Required task: Write the data out again in full, with no departure from the original.

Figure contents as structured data
+++

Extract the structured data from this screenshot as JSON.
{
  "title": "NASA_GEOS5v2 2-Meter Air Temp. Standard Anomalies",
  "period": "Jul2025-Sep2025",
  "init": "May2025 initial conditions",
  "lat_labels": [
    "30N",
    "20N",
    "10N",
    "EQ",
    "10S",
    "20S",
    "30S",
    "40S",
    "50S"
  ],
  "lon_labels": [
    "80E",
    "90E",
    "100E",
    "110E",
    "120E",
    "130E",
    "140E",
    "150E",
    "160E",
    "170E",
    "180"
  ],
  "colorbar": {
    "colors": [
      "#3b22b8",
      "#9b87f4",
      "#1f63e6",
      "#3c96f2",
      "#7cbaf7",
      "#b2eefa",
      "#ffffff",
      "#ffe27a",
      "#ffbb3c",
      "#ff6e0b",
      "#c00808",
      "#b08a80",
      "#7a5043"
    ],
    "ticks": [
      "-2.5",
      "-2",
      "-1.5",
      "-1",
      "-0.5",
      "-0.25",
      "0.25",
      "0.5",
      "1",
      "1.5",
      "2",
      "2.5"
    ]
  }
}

+++

Written response:
Extract the structured data from this screenshot as JSON.
{
  "title": "NASA_GEOS5v2 2-Meter Air Temp. Standard Anomalies",
  "period": "Jul2025-Sep2025",
  "init": "May2025 initial conditions",
  "lat_labels": [
    "30N",
    "20N",
    "10N",
    "EQ",
    "10S",
    "20S",
    "30S",
    "40S",
    "50S"
  ],
  "lon_labels": [
    "80E",
    "90E",
    "100E",
    "110E",
    "120E",
    "130E",
    "140E",
    "150E",
    "160E",
    "170E",
    "180"
  ],
  "colorbar": {
    "colors": [
      "#3b22b8",
      "#9b87f4",
      "#1f63e6",
      "#3c96f2",
      "#7cbaf7",
      "#b2eefa",
      "#ffffff",
      "#ffe27a",
      "#ffbb3c",
      "#ff6e0b",
      "#c00808",
      "#b08a80",
      "#7a5043"
    ],
    "ticks": [
      "-2.5",
      "-2",
      "-1.5",
      "-1",
      "-0.5",
      "-0.25",
      "0.25",
      "0.5",
      "1",
      "1.5",
      "2",
      "2.5"
    ]
  }
}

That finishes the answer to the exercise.